- STATED GOAL
Take the records underneath and set them down exactly.
— Start —
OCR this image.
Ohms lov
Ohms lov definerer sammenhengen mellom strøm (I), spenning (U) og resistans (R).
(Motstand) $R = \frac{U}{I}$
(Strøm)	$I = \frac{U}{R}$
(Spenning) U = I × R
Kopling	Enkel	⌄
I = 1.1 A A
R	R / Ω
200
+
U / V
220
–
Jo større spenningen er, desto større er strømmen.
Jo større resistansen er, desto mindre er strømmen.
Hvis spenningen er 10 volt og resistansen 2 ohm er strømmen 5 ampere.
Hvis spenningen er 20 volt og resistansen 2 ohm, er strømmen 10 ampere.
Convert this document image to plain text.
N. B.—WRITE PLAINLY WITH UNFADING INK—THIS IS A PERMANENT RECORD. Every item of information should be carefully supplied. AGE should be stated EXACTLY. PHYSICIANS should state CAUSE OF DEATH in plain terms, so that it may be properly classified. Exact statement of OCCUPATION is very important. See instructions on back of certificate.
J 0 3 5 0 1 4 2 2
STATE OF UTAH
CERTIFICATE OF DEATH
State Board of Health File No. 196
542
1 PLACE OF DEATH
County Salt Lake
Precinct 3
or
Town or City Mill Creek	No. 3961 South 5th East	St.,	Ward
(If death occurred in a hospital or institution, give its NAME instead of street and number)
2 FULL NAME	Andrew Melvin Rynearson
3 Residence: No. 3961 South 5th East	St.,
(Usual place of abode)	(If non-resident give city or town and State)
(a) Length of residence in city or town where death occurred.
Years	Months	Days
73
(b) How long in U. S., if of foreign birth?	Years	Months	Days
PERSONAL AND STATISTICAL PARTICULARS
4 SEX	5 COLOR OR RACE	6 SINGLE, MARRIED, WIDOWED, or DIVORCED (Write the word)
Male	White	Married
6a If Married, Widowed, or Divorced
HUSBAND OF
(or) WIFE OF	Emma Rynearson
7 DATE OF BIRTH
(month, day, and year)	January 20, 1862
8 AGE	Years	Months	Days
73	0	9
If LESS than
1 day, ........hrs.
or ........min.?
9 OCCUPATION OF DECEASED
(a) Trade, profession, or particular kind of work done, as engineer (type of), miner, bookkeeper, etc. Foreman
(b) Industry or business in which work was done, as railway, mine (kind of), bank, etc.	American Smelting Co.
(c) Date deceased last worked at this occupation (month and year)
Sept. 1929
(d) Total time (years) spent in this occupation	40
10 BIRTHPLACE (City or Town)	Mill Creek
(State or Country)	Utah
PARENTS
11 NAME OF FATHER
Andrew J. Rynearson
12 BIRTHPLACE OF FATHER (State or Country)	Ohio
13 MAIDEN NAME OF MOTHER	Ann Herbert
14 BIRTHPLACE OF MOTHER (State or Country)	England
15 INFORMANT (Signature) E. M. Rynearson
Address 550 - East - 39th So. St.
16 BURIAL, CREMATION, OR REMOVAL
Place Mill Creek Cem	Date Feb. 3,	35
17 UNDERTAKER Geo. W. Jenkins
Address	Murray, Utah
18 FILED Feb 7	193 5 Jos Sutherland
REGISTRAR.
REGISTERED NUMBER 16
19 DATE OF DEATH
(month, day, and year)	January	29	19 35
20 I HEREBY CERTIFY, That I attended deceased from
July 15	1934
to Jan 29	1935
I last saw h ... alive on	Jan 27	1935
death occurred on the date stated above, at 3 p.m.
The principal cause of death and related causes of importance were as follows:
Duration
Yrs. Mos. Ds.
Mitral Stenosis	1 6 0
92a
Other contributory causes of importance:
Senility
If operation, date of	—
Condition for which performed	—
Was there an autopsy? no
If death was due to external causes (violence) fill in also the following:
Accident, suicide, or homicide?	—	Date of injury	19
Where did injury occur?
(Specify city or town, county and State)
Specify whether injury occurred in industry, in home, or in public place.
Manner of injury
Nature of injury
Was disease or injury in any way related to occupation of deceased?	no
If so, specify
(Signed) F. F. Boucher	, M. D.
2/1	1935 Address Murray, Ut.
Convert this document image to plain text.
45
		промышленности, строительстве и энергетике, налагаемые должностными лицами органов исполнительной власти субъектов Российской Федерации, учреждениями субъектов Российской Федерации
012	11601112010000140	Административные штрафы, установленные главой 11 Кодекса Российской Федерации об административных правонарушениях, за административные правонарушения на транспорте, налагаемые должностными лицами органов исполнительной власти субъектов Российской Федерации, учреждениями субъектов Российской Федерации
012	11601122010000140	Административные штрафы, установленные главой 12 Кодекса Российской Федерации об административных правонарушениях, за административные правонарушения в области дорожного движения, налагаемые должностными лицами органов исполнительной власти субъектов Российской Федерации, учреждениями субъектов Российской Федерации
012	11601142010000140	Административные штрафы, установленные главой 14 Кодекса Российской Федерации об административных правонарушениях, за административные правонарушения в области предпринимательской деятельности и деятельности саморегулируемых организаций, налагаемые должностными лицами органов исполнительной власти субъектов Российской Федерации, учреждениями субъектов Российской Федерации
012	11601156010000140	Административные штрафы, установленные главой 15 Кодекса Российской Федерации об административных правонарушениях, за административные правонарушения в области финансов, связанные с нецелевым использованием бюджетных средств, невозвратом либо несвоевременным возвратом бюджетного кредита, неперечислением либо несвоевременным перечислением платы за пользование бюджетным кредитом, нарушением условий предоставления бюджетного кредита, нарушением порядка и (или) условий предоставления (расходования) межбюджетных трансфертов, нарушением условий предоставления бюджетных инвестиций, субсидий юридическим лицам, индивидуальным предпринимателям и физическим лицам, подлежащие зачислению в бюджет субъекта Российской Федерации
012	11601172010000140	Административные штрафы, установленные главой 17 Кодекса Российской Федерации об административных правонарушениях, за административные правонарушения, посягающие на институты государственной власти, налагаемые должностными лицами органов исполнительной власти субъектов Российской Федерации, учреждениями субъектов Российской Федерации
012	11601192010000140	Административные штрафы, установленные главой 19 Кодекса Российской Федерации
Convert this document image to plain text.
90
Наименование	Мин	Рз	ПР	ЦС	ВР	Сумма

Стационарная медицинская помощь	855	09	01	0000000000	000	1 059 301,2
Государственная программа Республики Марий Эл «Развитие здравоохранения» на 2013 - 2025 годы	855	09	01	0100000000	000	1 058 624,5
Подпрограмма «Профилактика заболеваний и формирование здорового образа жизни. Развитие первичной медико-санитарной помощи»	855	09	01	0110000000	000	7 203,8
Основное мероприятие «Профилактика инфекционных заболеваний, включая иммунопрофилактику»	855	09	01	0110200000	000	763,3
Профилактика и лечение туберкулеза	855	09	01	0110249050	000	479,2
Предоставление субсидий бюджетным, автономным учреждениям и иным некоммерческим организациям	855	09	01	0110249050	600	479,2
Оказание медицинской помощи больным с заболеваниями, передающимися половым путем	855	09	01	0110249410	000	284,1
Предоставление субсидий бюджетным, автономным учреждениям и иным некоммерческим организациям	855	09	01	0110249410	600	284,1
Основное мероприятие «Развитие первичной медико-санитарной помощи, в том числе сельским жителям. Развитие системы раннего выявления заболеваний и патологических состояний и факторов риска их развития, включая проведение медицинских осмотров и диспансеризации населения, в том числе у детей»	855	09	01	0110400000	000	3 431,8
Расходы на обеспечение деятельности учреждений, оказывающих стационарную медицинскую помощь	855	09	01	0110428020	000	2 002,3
— End —
- OUTPUT BELOW
OCR this image.
Ohms lov
Ohms lov definerer sammenhengen mellom strøm (I), spenning (U) og resistans (R).
(Motstand) $R = \frac{U}{I}$
(Strøm)	$I = \frac{U}{R}$
(Spenning) U = I × R
Kopling	Enkel	⌄
I = 1.1 A A
R	R / Ω
200
+
U / V
220
–
Jo større spenningen er, desto større er strømmen.
Jo større resistansen er, desto mindre er strømmen.
Hvis spenningen er 10 volt og resistansen 2 ohm er strømmen 5 ampere.
Hvis spenningen er 20 volt og resistansen 2 ohm, er strømmen 10 ampere.
Convert this document image to plain text.
N. B.—WRITE PLAINLY WITH UNFADING INK—THIS IS A PERMANENT RECORD. Every item of information should be carefully supplied. AGE should be stated EXACTLY. PHYSICIANS should state CAUSE OF DEATH in plain terms, so that it may be properly classified. Exact statement of OCCUPATION is very important. See instructions on back of certificate.
J 0 3 5 0 1 4 2 2
STATE OF UTAH
CERTIFICATE OF DEATH
State Board of Health File No. 196
542
1 PLACE OF DEATH
County Salt Lake
Precinct 3
or
Town or City Mill Creek	No. 3961 South 5th East	St.,	Ward
(If death occurred in a hospital or institution, give its NAME instead of street and number)
2 FULL NAME	Andrew Melvin Rynearson
3 Residence: No. 3961 South 5th East	St.,
(Usual place of abode)	(If non-resident give city or town and State)
(a) Length of residence in city or town where death occurred.
Years	Months	Days
73
(b) How long in U. S., if of foreign birth?	Years	Months	Days
PERSONAL AND STATISTICAL PARTICULARS
4 SEX	5 COLOR OR RACE	6 SINGLE, MARRIED, WIDOWED, or DIVORCED (Write the word)
Male	White	Married
6a If Married, Widowed, or Divorced
HUSBAND OF
(or) WIFE OF	Emma Rynearson
7 DATE OF BIRTH
(month, day, and year)	January 20, 1862
8 AGE	Years	Months	Days
73	0	9
If LESS than
1 day, ........hrs.
or ........min.?
9 OCCUPATION OF DECEASED
(a) Trade, profession, or particular kind of work done, as engineer (type of), miner, bookkeeper, etc. Foreman
(b) Industry or business in which work was done, as railway, mine (kind of), bank, etc.	American Smelting Co.
(c) Date deceased last worked at this occupation (month and year)
Sept. 1929
(d) Total time (years) spent in this occupation	40
10 BIRTHPLACE (City or Town)	Mill Creek
(State or Country)	Utah
PARENTS
11 NAME OF FATHER
Andrew J. Rynearson
12 BIRTHPLACE OF FATHER (State or Country)	Ohio
13 MAIDEN NAME OF MOTHER	Ann Herbert
14 BIRTHPLACE OF MOTHER (State or Country)	England
15 INFORMANT (Signature) E. M. Rynearson
Address 550 - East - 39th So. St.
16 BURIAL, CREMATION, OR REMOVAL
Place Mill Creek Cem	Date Feb. 3,	35
17 UNDERTAKER Geo. W. Jenkins
Address	Murray, Utah
18 FILED Feb 7	193 5 Jos Sutherland
REGISTRAR.
REGISTERED NUMBER 16
19 DATE OF DEATH
(month, day, and year)	January	29	19 35
20 I HEREBY CERTIFY, That I attended deceased from
July 15	1934
to Jan 29	1935
I last saw h ... alive on	Jan 27	1935
death occurred on the date stated above, at 3 p.m.
The principal cause of death and related causes of importance were as follows:
Duration
Yrs. Mos. Ds.
Mitral Stenosis	1 6 0
92a
Other contributory causes of importance:
Senility
If operation, date of	—
Condition for which performed	—
Was there an autopsy? no
If death was due to external causes (violence) fill in also the following:
Accident, suicide, or homicide?	—	Date of injury	19
Where did injury occur?
(Specify city or town, county and State)
Specify whether injury occurred in industry, in home, or in public place.
Manner of injury
Nature of injury
Was disease or injury in any way related to occupation of deceased?	no
If so, specify
(Signed) F. F. Boucher	, M. D.
2/1	1935 Address Murray, Ut.
Convert this document image to plain text.
45
		промышленности, строительстве и энергетике, налагаемые должностными лицами органов исполнительной власти субъектов Российской Федерации, учреждениями субъектов Российской Федерации
012	11601112010000140	Административные штрафы, установленные главой 11 Кодекса Российской Федерации об административных правонарушениях, за административные правонарушения на транспорте, налагаемые должностными лицами органов исполнительной власти субъектов Российской Федерации, учреждениями субъектов Российской Федерации
012	11601122010000140	Административные штрафы, установленные главой 12 Кодекса Российской Федерации об административных правонарушениях, за административные правонарушения в области дорожного движения, налагаемые должностными лицами органов исполнительной власти субъектов Российской Федерации, учреждениями субъектов Российской Федерации
012	11601142010000140	Административные штрафы, установленные главой 14 Кодекса Российской Федерации об административных правонарушениях, за административные правонарушения в области предпринимательской деятельности и деятельности саморегулируемых организаций, налагаемые должностными лицами органов исполнительной власти субъектов Российской Федерации, учреждениями субъектов Российской Федерации
012	11601156010000140	Административные штрафы, установленные главой 15 Кодекса Российской Федерации об административных правонарушениях, за административные правонарушения в области финансов, связанные с нецелевым использованием бюджетных средств, невозвратом либо несвоевременным возвратом бюджетного кредита, неперечислением либо несвоевременным перечислением платы за пользование бюджетным кредитом, нарушением условий предоставления бюджетного кредита, нарушением порядка и (или) условий предоставления (расходования) межбюджетных трансфертов, нарушением условий предоставления бюджетных инвестиций, субсидий юридическим лицам, индивидуальным предпринимателям и физическим лицам, подлежащие зачислению в бюджет субъекта Российской Федерации
012	11601172010000140	Административные штрафы, установленные главой 17 Кодекса Российской Федерации об административных правонарушениях, за административные правонарушения, посягающие на институты государственной власти, налагаемые должностными лицами органов исполнительной власти субъектов Российской Федерации, учреждениями субъектов Российской Федерации
012	11601192010000140	Административные штрафы, установленные главой 19 Кодекса Российской Федерации
Convert this document image to plain text.
90
Наименование	Мин	Рз	ПР	ЦС	ВР	Сумма

Стационарная медицинская помощь	855	09	01	0000000000	000	1 059 301,2
Государственная программа Республики Марий Эл «Развитие здравоохранения» на 2013 - 2025 годы	855	09	01	0100000000	000	1 058 624,5
Подпрограмма «Профилактика заболеваний и формирование здорового образа жизни. Развитие первичной медико-санитарной помощи»	855	09	01	0110000000	000	7 203,8
Основное мероприятие «Профилактика инфекционных заболеваний, включая иммунопрофилактику»	855	09	01	0110200000	000	763,3
Профилактика и лечение туберкулеза	855	09	01	0110249050	000	479,2
Предоставление субсидий бюджетным, автономным учреждениям и иным некоммерческим организациям	855	09	01	0110249050	600	479,2
Оказание медицинской помощи больным с заболеваниями, передающимися половым путем	855	09	01	0110249410	000	284,1
Предоставление субсидий бюджетным, автономным учреждениям и иным некоммерческим организациям	855	09	01	0110249410	600	284,1
Основное мероприятие «Развитие первичной медико-санитарной помощи, в том числе сельским жителям. Развитие системы раннего выявления заболеваний и патологических состояний и факторов риска их развития, включая проведение медицинских осмотров и диспансеризации населения, в том числе у детей»	855	09	01	0110400000	000	3 431,8
Расходы на обеспечение деятельности учреждений, оказывающих стационарную медицинскую помощь	855	09	01	0110428020	000	2 002,3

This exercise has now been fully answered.